Exercise directions |
Where the word "title" occurs in a line, return that line.

Recorded data
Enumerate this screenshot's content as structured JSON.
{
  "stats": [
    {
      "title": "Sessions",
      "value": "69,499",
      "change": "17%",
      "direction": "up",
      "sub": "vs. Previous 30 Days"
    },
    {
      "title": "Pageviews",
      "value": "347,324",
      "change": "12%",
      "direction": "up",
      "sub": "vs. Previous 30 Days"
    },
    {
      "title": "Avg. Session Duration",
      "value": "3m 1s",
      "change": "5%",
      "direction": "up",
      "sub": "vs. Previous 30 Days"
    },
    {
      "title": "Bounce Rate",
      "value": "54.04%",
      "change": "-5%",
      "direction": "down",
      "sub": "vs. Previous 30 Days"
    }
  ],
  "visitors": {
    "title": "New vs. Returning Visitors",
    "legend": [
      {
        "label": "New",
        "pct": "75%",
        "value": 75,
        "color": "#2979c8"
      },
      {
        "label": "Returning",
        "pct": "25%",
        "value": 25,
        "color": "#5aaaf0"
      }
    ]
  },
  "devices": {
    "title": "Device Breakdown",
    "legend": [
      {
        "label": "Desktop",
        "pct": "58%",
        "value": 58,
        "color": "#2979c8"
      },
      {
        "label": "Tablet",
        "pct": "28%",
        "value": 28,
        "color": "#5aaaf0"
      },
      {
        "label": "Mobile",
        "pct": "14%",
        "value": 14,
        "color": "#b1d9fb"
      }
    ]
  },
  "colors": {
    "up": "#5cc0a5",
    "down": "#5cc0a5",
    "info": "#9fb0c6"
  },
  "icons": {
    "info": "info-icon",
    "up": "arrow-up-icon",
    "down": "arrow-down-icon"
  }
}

In response |
      "title": "Sessions",
      "title": "Pageviews",
      "title": "Avg. Session Duration",
      "title": "Bounce Rate",
    "title": "New vs. Returning Visitors",
    "title": "Device Breakdown",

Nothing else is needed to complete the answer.